**What needs to be done**: Write out the whole listing again, exactly as given.

[Raw records]
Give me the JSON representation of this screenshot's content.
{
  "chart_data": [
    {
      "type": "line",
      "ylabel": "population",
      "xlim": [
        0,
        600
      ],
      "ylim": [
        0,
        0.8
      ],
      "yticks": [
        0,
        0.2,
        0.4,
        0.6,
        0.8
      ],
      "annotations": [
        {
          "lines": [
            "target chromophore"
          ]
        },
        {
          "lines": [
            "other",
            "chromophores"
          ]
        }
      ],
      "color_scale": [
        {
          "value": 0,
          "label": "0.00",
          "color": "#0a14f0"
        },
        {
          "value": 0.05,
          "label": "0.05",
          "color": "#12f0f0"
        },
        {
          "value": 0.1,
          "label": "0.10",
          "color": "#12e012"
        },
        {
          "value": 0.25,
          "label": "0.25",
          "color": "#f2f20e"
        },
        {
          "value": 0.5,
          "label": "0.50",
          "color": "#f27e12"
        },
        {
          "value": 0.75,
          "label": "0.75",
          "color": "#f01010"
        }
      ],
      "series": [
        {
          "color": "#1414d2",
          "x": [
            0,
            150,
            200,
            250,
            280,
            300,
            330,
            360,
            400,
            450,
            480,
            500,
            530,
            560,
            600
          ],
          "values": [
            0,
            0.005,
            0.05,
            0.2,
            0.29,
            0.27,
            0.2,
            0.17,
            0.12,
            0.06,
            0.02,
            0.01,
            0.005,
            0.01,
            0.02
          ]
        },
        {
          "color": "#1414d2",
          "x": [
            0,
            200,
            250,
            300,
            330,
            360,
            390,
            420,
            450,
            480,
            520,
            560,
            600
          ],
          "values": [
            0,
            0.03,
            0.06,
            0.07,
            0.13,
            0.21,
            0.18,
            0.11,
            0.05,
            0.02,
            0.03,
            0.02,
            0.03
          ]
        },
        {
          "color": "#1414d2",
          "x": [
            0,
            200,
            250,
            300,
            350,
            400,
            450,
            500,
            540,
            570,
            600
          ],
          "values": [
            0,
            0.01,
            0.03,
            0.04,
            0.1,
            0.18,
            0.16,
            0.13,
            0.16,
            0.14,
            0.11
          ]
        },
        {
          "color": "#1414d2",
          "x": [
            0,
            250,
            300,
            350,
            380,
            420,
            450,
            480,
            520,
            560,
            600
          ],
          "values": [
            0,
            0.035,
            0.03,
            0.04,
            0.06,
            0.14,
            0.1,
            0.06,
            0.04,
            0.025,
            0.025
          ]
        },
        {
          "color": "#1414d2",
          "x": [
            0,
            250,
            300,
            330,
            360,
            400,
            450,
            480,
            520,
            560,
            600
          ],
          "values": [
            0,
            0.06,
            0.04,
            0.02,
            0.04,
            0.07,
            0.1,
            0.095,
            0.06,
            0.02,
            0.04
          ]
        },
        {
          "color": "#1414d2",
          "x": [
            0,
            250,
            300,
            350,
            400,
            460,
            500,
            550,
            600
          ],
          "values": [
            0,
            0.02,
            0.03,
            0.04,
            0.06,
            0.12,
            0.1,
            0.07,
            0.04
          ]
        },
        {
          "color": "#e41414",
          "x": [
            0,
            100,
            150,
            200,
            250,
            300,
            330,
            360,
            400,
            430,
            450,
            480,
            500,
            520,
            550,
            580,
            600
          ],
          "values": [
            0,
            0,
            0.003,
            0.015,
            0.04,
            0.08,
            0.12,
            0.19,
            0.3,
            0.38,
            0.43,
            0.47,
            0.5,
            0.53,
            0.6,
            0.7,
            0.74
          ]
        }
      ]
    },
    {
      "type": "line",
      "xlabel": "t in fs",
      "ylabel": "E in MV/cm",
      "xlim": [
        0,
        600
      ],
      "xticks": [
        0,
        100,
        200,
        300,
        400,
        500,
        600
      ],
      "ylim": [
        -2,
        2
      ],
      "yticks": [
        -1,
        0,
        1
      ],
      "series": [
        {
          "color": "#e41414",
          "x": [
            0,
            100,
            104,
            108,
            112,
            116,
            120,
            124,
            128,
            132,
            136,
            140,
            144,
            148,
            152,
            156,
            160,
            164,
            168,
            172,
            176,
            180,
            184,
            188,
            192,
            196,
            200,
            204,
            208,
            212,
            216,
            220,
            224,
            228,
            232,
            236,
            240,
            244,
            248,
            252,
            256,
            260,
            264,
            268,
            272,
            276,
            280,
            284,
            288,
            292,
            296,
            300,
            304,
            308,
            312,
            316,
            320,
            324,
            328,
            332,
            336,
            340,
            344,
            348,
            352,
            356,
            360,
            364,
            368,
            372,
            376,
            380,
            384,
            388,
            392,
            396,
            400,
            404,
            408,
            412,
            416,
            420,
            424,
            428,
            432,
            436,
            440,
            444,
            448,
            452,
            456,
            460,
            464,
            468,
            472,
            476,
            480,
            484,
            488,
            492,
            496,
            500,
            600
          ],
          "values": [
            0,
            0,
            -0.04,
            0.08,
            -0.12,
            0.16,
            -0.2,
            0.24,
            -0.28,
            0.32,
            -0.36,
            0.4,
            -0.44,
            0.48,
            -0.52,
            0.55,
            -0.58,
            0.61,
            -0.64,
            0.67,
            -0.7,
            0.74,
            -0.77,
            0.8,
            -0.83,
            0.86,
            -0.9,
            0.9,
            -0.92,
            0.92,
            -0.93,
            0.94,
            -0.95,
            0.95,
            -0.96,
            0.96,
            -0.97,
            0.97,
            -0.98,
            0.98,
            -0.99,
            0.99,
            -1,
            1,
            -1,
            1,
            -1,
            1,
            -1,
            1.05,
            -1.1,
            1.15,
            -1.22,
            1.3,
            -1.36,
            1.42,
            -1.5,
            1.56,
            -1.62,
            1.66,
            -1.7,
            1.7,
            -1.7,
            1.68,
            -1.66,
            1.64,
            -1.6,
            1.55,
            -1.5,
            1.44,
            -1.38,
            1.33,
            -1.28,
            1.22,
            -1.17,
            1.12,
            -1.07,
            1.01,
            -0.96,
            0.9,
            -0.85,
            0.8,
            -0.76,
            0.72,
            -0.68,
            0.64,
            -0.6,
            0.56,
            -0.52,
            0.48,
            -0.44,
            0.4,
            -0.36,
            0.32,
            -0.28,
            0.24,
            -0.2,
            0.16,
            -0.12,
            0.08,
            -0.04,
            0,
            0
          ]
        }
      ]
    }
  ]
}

**Answer to this problem**:
Give me the JSON representation of this screenshot's content.
{
  "chart_data": [
    {
      "type": "line",
      "ylabel": "population",
      "xlim": [
        0,
        600
      ],
      "ylim": [
        0,
        0.8
      ],
      "yticks": [
        0,
        0.2,
        0.4,
        0.6,
        0.8
      ],
      "annotations": [
        {
          "lines": [
            "target chromophore"
          ]
        },
        {
          "lines": [
            "other",
            "chromophores"
          ]
        }
      ],
      "color_scale": [
        {
          "value": 0,
          "label": "0.00",
          "color": "#0a14f0"
        },
        {
          "value": 0.05,
          "label": "0.05",
          "color": "#12f0f0"
        },
        {
          "value": 0.1,
          "label": "0.10",
          "color": "#12e012"
        },
        {
          "value": 0.25,
          "label": "0.25",
          "color": "#f2f20e"
        },
        {
          "value": 0.5,
          "label": "0.50",
          "color": "#f27e12"
        },
        {
          "value": 0.75,
          "label": "0.75",
          "color": "#f01010"
        }
      ],
      "series": [
        {
          "color": "#1414d2",
          "x": [
            0,
            150,
            200,
            250,
            280,
            300,
            330,
            360,
            400,
            450,
            480,
            500,
            530,
            560,
            600
          ],
          "values": [
            0,
            0.005,
            0.05,
            0.2,
            0.29,
            0.27,
            0.2,
            0.17,
            0.12,
            0.06,
            0.02,
            0.01,
            0.005,
            0.01,
            0.02
          ]
        },
        {
          "color": "#1414d2",
          "x": [
            0,
            200,
            250,
            300,
            330,
            360,
            390,
            420,
            450,
            480,
            520,
            560,
            600
          ],
          "values": [
            0,
            0.03,
            0.06,
            0.07,
            0.13,
            0.21,
            0.18,
            0.11,
            0.05,
            0.02,
            0.03,
            0.02,
            0.03
          ]
        },
        {
          "color": "#1414d2",
          "x": [
            0,
            200,
            250,
            300,
            350,
            400,
            450,
            500,
            540,
            570,
            600
          ],
          "values": [
            0,
            0.01,
            0.03,
            0.04,
            0.1,
            0.18,
            0.16,
            0.13,
            0.16,
            0.14,
            0.11
          ]
        },
        {
          "color": "#1414d2",
          "x": [
            0,
            250,
            300,
            350,
            380,
            420,
            450,
            480,
            520,
            560,
            600
          ],
          "values": [
            0,
            0.035,
            0.03,
            0.04,
            0.06,
            0.14,
            0.1,
            0.06,
            0.04,
            0.025,
            0.025
          ]
        },
        {
          "color": "#1414d2",
          "x": [
            0,
            250,
            300,
            330,
            360,
            400,
            450,
            480,
            520,
            560,
            600
          ],
          "values": [
            0,
            0.06,
            0.04,
            0.02,
            0.04,
            0.07,
            0.1,
            0.095,
            0.06,
            0.02,
            0.04
          ]
        },
        {
          "color": "#1414d2",
          "x": [
            0,
            250,
            300,
            350,
            400,
            460,
            500,
            550,
            600
          ],
          "values": [
            0,
            0.02,
            0.03,
            0.04,
            0.06,
            0.12,
            0.1,
            0.07,
            0.04
          ]
        },
        {
          "color": "#e41414",
          "x": [
            0,
            100,
            150,
            200,
            250,
            300,
            330,
            360,
            400,
            430,
            450,
            480,
            500,
            520,
            550,
            580,
            600
          ],
          "values": [
            0,
            0,
            0.003,
            0.015,
            0.04,
            0.08,
            0.12,
            0.19,
            0.3,
            0.38,
            0.43,
            0.47,
            0.5,
            0.53,
            0.6,
            0.7,
            0.74
          ]
        }
      ]
    },
    {
      "type": "line",
      "xlabel": "t in fs",
      "ylabel": "E in MV/cm",
      "xlim": [
        0,
        600
      ],
      "xticks": [
        0,
        100,
        200,
        300,
        400,
        500,
        600
      ],
      "ylim": [
        -2,
        2
      ],
      "yticks": [
        -1,
        0,
        1
      ],
      "series": [
        {
          "color": "#e41414",
          "x": [
            0,
            100,
            104,
            108,
            112,
            116,
            120,
            124,
            128,
            132,
            136,
            140,
            144,
            148,
            152,
            156,
            160,
            164,
            168,
            172,
            176,
            180,
            184,
            188,
            192,
            196,
            200,
            204,
            208,
            212,
            216,
            220,
            224,
            228,
            232,
            236,
            240,
            244,
            248,
            252,
            256,
            260,
            264,
            268,
            272,
            276,
            280,
            284,
            288,
            292,
            296,
            300,
            304,
            308,
            312,
            316,
            320,
            324,
            328,
            332,
            336,
            340,
            344,
            348,
            352,
            356,
            360,
            364,
            368,
            372,
            376,
            380,
            384,
            388,
            392,
            396,
            400,
            404,
            408,
            412,
            416,
            420,
            424,
            428,
            432,
            436,
            440,
            444,
            448,
            452,
            456,
            460,
            464,
            468,
            472,
            476,
            480,
            484,
            488,
            492,
            496,
            500,
            600
          ],
          "values": [
            0,
            0,
            -0.04,
            0.08,
            -0.12,
            0.16,
            -0.2,
            0.24,
            -0.28,
            0.32,
            -0.36,
            0.4,
            -0.44,
            0.48,
            -0.52,
            0.55,
            -0.58,
            0.61,
            -0.64,
            0.67,
            -0.7,
            0.74,
            -0.77,
            0.8,
            -0.83,
            0.86,
            -0.9,
            0.9,
            -0.92,
            0.92,
            -0.93,
            0.94,
            -0.95,
            0.95,
            -0.96,
            0.96,
            -0.97,
            0.97,
            -0.98,
            0.98,
            -0.99,
            0.99,
            -1,
            1,
            -1,
            1,
            -1,
            1,
            -1,
            1.05,
            -1.1,
            1.15,
            -1.22,
            1.3,
            -1.36,
            1.42,
            -1.5,
            1.56,
            -1.62,
            1.66,
            -1.7,
            1.7,
            -1.7,
            1.68,
            -1.66,
            1.64,
            -1.6,
            1.55,
            -1.5,
            1.44,
            -1.38,
            1.33,
            -1.28,
            1.22,
            -1.17,
            1.12,
            -1.07,
            1.01,
            -0.96,
            0.9,
            -0.85,
            0.8,
            -0.76,
            0.72,
            -0.68,
            0.64,
            -0.6,
            0.56,
            -0.52,
            0.48,
            -0.44,
            0.4,
            -0.36,
            0.32,
            -0.28,
            0.24,
            -0.2,
            0.16,
            -0.12,
            0.08,
            -0.04,
            0,
            0
          ]
        }
      ]
    }
  ]
}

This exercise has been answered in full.